Problem » Output the full material exactly as it appears here.

Information supplied »
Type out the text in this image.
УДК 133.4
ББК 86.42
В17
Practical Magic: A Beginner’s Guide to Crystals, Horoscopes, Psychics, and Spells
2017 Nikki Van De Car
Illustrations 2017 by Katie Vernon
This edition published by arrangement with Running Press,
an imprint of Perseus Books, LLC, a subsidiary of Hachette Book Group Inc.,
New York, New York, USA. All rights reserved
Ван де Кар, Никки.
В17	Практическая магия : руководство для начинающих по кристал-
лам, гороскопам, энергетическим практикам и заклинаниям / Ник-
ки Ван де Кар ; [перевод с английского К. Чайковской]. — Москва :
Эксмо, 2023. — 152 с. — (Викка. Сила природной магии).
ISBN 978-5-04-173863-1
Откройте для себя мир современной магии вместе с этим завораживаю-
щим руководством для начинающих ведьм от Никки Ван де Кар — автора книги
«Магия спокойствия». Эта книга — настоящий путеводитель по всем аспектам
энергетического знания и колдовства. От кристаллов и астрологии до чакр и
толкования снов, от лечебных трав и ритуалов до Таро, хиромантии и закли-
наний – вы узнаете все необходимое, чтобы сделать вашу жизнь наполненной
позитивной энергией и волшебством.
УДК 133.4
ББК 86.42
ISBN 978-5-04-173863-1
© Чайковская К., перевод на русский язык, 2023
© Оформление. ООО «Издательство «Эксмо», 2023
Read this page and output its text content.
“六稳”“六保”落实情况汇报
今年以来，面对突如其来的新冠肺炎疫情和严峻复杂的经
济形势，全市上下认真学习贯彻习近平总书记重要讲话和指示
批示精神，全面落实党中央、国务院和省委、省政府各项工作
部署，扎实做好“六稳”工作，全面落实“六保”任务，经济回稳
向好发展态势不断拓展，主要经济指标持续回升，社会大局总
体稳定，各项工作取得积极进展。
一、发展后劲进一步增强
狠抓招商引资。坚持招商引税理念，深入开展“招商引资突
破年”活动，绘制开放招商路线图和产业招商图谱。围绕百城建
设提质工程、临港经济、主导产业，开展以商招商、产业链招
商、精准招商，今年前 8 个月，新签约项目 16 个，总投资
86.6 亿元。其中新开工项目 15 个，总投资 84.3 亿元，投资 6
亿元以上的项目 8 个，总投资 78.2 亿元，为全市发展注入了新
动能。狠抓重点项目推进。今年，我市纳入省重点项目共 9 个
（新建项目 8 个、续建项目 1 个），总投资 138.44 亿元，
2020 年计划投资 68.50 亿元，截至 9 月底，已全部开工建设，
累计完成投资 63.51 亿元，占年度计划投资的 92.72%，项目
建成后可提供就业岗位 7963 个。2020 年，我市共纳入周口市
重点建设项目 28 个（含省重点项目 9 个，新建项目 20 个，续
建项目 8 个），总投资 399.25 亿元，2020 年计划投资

Correct response »
Type out the text in this image.
УДК 133.4
ББК 86.42
В17
Practical Magic: A Beginner’s Guide to Crystals, Horoscopes, Psychics, and Spells
2017 Nikki Van De Car
Illustrations 2017 by Katie Vernon
This edition published by arrangement with Running Press,
an imprint of Perseus Books, LLC, a subsidiary of Hachette Book Group Inc.,
New York, New York, USA. All rights reserved
Ван де Кар, Никки.
В17	Практическая магия : руководство для начинающих по кристал-
лам, гороскопам, энергетическим практикам и заклинаниям / Ник-
ки Ван де Кар ; [перевод с английского К. Чайковской]. — Москва :
Эксмо, 2023. — 152 с. — (Викка. Сила природной магии).
ISBN 978-5-04-173863-1
Откройте для себя мир современной магии вместе с этим завораживаю-
щим руководством для начинающих ведьм от Никки Ван де Кар — автора книги
«Магия спокойствия». Эта книга — настоящий путеводитель по всем аспектам
энергетического знания и колдовства. От кристаллов и астрологии до чакр и
толкования снов, от лечебных трав и ритуалов до Таро, хиромантии и закли-
наний – вы узнаете все необходимое, чтобы сделать вашу жизнь наполненной
позитивной энергией и волшебством.
УДК 133.4
ББК 86.42
ISBN 978-5-04-173863-1
© Чайковская К., перевод на русский язык, 2023
© Оформление. ООО «Издательство «Эксмо», 2023
Read this page and output its text content.
“六稳”“六保”落实情况汇报
今年以来，面对突如其来的新冠肺炎疫情和严峻复杂的经
济形势，全市上下认真学习贯彻习近平总书记重要讲话和指示
批示精神，全面落实党中央、国务院和省委、省政府各项工作
部署，扎实做好“六稳”工作，全面落实“六保”任务，经济回稳
向好发展态势不断拓展，主要经济指标持续回升，社会大局总
体稳定，各项工作取得积极进展。
一、发展后劲进一步增强
狠抓招商引资。坚持招商引税理念，深入开展“招商引资突
破年”活动，绘制开放招商路线图和产业招商图谱。围绕百城建
设提质工程、临港经济、主导产业，开展以商招商、产业链招
商、精准招商，今年前 8 个月，新签约项目 16 个，总投资
86.6 亿元。其中新开工项目 15 个，总投资 84.3 亿元，投资 6
亿元以上的项目 8 个，总投资 78.2 亿元，为全市发展注入了新
动能。狠抓重点项目推进。今年，我市纳入省重点项目共 9 个
（新建项目 8 个、续建项目 1 个），总投资 138.44 亿元，
2020 年计划投资 68.50 亿元，截至 9 月底，已全部开工建设，
累计完成投资 63.51 亿元，占年度计划投资的 92.72%，项目
建成后可提供就业岗位 7963 个。2020 年，我市共纳入周口市
重点建设项目 28 个（含省重点项目 9 个，新建项目 20 个，续
建项目 8 个），总投资 399.25 亿元，2020 年计划投资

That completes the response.